# Task goal:
Exclude the pictures; give every entry again exactly as written.

# Dataset records on visual material:
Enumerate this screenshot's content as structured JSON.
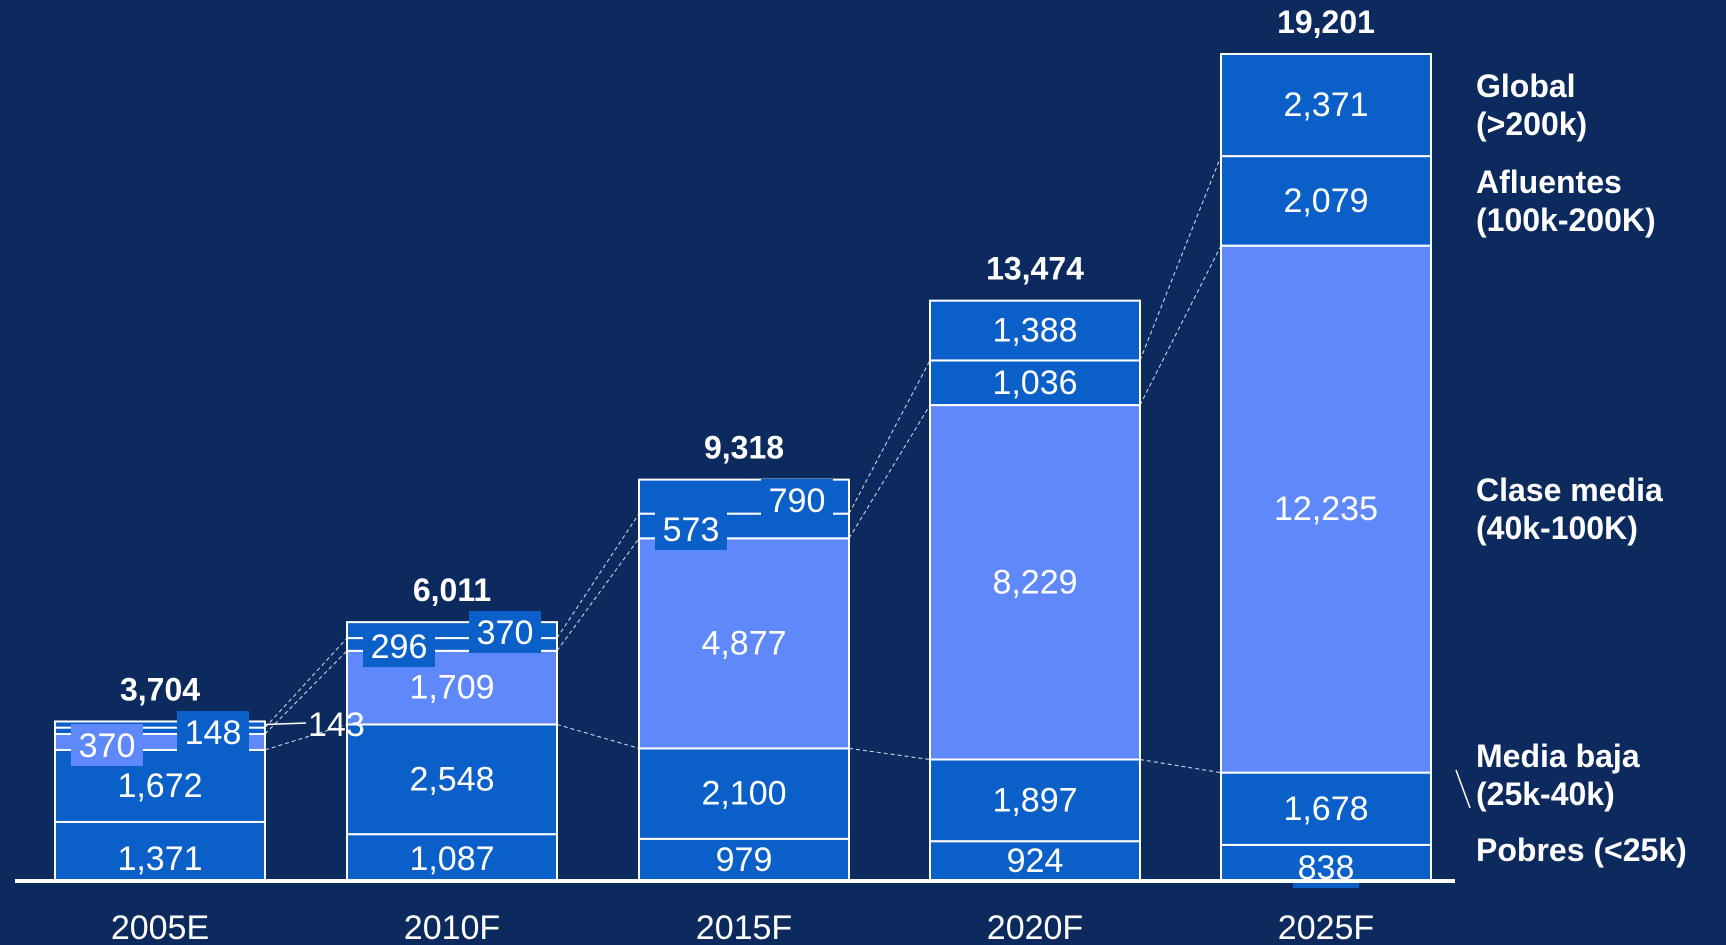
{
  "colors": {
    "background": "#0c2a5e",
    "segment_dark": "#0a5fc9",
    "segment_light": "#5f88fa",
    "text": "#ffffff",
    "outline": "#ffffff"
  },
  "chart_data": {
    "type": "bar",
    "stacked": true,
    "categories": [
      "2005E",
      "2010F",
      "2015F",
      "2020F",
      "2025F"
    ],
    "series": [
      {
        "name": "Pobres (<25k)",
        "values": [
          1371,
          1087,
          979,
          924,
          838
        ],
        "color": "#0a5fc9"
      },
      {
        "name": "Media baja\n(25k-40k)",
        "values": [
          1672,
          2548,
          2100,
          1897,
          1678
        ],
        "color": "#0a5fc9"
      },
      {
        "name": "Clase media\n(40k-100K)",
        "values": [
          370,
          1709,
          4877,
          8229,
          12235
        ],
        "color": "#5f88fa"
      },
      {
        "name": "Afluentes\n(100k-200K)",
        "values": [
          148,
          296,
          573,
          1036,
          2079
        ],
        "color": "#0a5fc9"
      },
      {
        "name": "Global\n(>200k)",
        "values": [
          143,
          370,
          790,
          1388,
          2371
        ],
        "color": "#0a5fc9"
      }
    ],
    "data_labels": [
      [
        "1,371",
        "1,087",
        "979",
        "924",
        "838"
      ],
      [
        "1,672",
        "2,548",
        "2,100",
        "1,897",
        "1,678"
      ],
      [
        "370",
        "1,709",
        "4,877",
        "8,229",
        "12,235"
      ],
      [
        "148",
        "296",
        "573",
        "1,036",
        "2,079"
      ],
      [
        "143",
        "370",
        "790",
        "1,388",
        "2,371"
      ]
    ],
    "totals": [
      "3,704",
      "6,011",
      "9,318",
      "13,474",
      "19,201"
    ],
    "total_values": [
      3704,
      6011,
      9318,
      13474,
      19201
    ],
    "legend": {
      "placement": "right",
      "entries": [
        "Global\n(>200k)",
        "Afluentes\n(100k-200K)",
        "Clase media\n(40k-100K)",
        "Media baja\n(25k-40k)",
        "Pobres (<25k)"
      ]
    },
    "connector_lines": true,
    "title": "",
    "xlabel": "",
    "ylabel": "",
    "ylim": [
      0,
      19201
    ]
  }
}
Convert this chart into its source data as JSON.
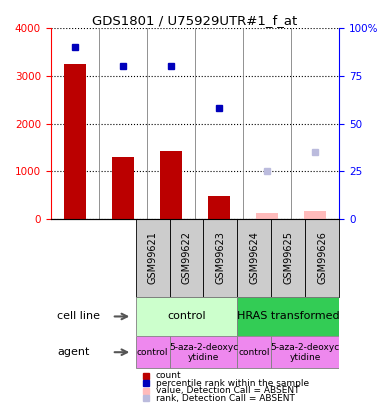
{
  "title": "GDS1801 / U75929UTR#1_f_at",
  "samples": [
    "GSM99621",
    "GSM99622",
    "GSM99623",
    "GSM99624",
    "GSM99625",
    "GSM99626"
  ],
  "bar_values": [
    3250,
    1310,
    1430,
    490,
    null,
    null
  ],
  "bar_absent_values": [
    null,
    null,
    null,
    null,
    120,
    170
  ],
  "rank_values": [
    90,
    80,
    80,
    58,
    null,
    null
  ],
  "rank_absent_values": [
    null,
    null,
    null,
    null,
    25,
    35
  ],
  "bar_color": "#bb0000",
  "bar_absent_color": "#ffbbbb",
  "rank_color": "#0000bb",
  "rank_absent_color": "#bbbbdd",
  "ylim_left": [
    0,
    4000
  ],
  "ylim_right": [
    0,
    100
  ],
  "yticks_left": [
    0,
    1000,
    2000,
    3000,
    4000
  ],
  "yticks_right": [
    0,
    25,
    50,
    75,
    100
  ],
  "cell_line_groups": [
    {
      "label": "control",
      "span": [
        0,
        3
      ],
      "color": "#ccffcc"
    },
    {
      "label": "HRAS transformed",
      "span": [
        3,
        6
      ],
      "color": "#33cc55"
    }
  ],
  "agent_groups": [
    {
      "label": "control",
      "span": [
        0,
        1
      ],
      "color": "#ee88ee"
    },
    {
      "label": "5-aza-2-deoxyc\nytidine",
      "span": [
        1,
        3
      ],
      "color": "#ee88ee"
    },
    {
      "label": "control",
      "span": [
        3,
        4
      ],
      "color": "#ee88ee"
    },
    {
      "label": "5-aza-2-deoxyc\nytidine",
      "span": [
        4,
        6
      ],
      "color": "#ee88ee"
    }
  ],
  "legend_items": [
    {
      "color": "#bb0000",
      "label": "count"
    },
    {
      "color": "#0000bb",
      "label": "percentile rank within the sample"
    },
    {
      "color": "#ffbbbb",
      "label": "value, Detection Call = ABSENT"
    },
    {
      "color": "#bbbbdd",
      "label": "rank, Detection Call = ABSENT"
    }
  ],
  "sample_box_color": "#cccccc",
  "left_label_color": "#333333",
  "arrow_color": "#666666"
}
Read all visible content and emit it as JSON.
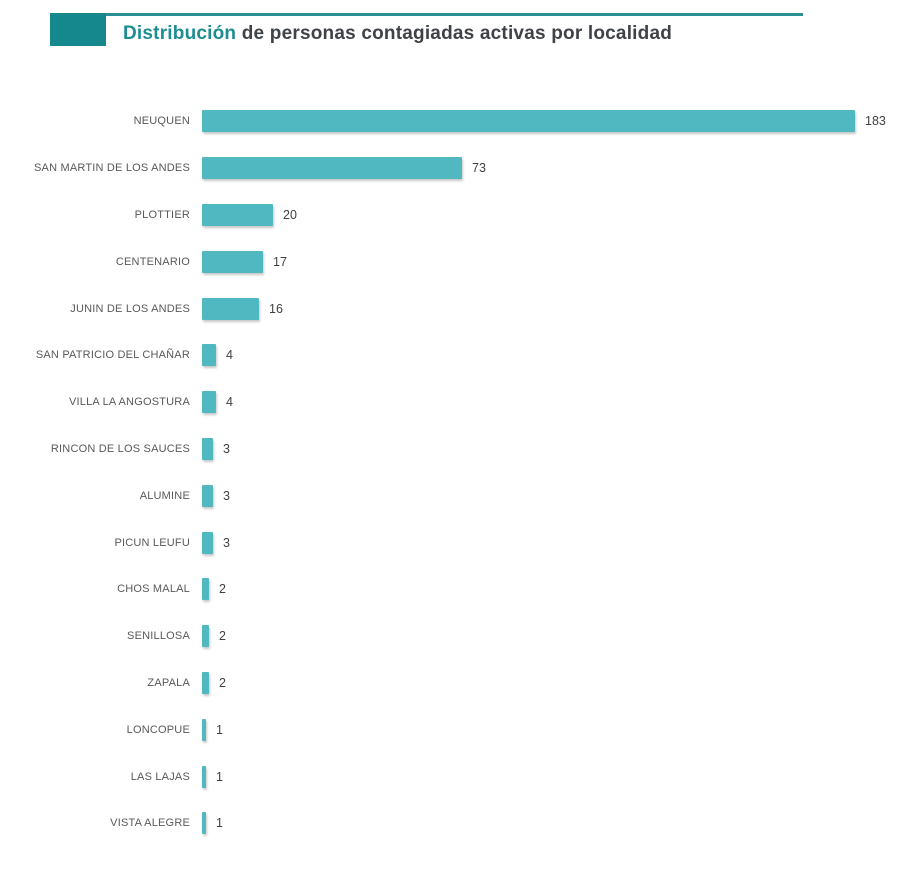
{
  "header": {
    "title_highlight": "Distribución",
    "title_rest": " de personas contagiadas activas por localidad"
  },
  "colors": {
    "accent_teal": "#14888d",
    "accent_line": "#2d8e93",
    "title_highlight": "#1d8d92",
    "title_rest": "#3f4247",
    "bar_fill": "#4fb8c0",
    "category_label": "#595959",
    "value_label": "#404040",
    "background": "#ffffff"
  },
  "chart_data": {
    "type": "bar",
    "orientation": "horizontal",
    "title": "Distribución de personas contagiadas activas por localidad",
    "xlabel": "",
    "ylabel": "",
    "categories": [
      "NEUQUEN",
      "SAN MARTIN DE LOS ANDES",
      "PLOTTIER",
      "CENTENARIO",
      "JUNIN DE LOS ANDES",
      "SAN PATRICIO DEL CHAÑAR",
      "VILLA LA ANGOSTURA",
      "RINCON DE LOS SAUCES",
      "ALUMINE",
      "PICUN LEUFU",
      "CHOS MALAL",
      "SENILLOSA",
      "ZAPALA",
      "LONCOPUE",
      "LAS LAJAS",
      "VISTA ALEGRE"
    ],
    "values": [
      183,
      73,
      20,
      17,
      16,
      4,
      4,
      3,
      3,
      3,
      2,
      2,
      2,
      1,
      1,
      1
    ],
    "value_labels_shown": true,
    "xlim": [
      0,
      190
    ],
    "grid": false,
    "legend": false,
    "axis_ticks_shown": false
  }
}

# Result for this task:
Enumerate this screenshot's content as structured JSON.
{
  "colors": {
    "background": "#0c2a5e",
    "segment_dark": "#0a5fc9",
    "segment_light": "#5f88fa",
    "text": "#ffffff",
    "outline": "#ffffff"
  },
  "chart_data": {
    "type": "bar",
    "stacked": true,
    "categories": [
      "2005E",
      "2010F",
      "2015F",
      "2020F",
      "2025F"
    ],
    "series": [
      {
        "name": "Pobres (<25k)",
        "values": [
          1371,
          1087,
          979,
          924,
          838
        ],
        "color": "#0a5fc9"
      },
      {
        "name": "Media baja\n(25k-40k)",
        "values": [
          1672,
          2548,
          2100,
          1897,
          1678
        ],
        "color": "#0a5fc9"
      },
      {
        "name": "Clase media\n(40k-100K)",
        "values": [
          370,
          1709,
          4877,
          8229,
          12235
        ],
        "color": "#5f88fa"
      },
      {
        "name": "Afluentes\n(100k-200K)",
        "values": [
          148,
          296,
          573,
          1036,
          2079
        ],
        "color": "#0a5fc9"
      },
      {
        "name": "Global\n(>200k)",
        "values": [
          143,
          370,
          790,
          1388,
          2371
        ],
        "color": "#0a5fc9"
      }
    ],
    "data_labels": [
      [
        "1,371",
        "1,087",
        "979",
        "924",
        "838"
      ],
      [
        "1,672",
        "2,548",
        "2,100",
        "1,897",
        "1,678"
      ],
      [
        "370",
        "1,709",
        "4,877",
        "8,229",
        "12,235"
      ],
      [
        "148",
        "296",
        "573",
        "1,036",
        "2,079"
      ],
      [
        "143",
        "370",
        "790",
        "1,388",
        "2,371"
      ]
    ],
    "totals": [
      "3,704",
      "6,011",
      "9,318",
      "13,474",
      "19,201"
    ],
    "total_values": [
      3704,
      6011,
      9318,
      13474,
      19201
    ],
    "legend": {
      "placement": "right",
      "entries": [
        "Global\n(>200k)",
        "Afluentes\n(100k-200K)",
        "Clase media\n(40k-100K)",
        "Media baja\n(25k-40k)",
        "Pobres (<25k)"
      ]
    },
    "connector_lines": true,
    "title": "",
    "xlabel": "",
    "ylabel": "",
    "ylim": [
      0,
      19201
    ]
  }
}
Convert this chart into its source data as JSON.
{
  "title": "GDS1801 / U75929UTR#1_f_at",
  "samples": [
    "GSM99621",
    "GSM99622",
    "GSM99623",
    "GSM99624",
    "GSM99625",
    "GSM99626"
  ],
  "bar_values": [
    3250,
    1310,
    1430,
    490,
    null,
    null
  ],
  "bar_absent_values": [
    null,
    null,
    null,
    null,
    120,
    170
  ],
  "rank_values": [
    90,
    80,
    80,
    58,
    null,
    null
  ],
  "rank_absent_values": [
    null,
    null,
    null,
    null,
    25,
    35
  ],
  "bar_color": "#bb0000",
  "bar_absent_color": "#ffbbbb",
  "rank_color": "#0000bb",
  "rank_absent_color": "#bbbbdd",
  "ylim_left": [
    0,
    4000
  ],
  "ylim_right": [
    0,
    100
  ],
  "yticks_left": [
    0,
    1000,
    2000,
    3000,
    4000
  ],
  "yticks_right": [
    0,
    25,
    50,
    75,
    100
  ],
  "cell_line_groups": [
    {
      "label": "control",
      "span": [
        0,
        3
      ],
      "color": "#ccffcc"
    },
    {
      "label": "HRAS transformed",
      "span": [
        3,
        6
      ],
      "color": "#33cc55"
    }
  ],
  "agent_groups": [
    {
      "label": "control",
      "span": [
        0,
        1
      ],
      "color": "#ee88ee"
    },
    {
      "label": "5-aza-2-deoxyc\nytidine",
      "span": [
        1,
        3
      ],
      "color": "#ee88ee"
    },
    {
      "label": "control",
      "span": [
        3,
        4
      ],
      "color": "#ee88ee"
    },
    {
      "label": "5-aza-2-deoxyc\nytidine",
      "span": [
        4,
        6
      ],
      "color": "#ee88ee"
    }
  ],
  "legend_items": [
    {
      "color": "#bb0000",
      "label": "count"
    },
    {
      "color": "#0000bb",
      "label": "percentile rank within the sample"
    },
    {
      "color": "#ffbbbb",
      "label": "value, Detection Call = ABSENT"
    },
    {
      "color": "#bbbbdd",
      "label": "rank, Detection Call = ABSENT"
    }
  ],
  "sample_box_color": "#cccccc",
  "left_label_color": "#333333",
  "arrow_color": "#666666"
}
Read all visible content and emit it as JSON.
{
  "header": {
    "title_highlight": "Distribución",
    "title_rest": " de personas contagiadas activas por localidad"
  },
  "colors": {
    "accent_teal": "#14888d",
    "accent_line": "#2d8e93",
    "title_highlight": "#1d8d92",
    "title_rest": "#3f4247",
    "bar_fill": "#4fb8c0",
    "category_label": "#595959",
    "value_label": "#404040",
    "background": "#ffffff"
  },
  "chart_data": {
    "type": "bar",
    "orientation": "horizontal",
    "title": "Distribución de personas contagiadas activas por localidad",
    "xlabel": "",
    "ylabel": "",
    "categories": [
      "NEUQUEN",
      "SAN MARTIN DE LOS ANDES",
      "PLOTTIER",
      "CENTENARIO",
      "JUNIN DE LOS ANDES",
      "SAN PATRICIO DEL CHAÑAR",
      "VILLA LA ANGOSTURA",
      "RINCON DE LOS SAUCES",
      "ALUMINE",
      "PICUN LEUFU",
      "CHOS MALAL",
      "SENILLOSA",
      "ZAPALA",
      "LONCOPUE",
      "LAS LAJAS",
      "VISTA ALEGRE"
    ],
    "values": [
      183,
      73,
      20,
      17,
      16,
      4,
      4,
      3,
      3,
      3,
      2,
      2,
      2,
      1,
      1,
      1
    ],
    "value_labels_shown": true,
    "xlim": [
      0,
      190
    ],
    "grid": false,
    "legend": false,
    "axis_ticks_shown": false
  }
}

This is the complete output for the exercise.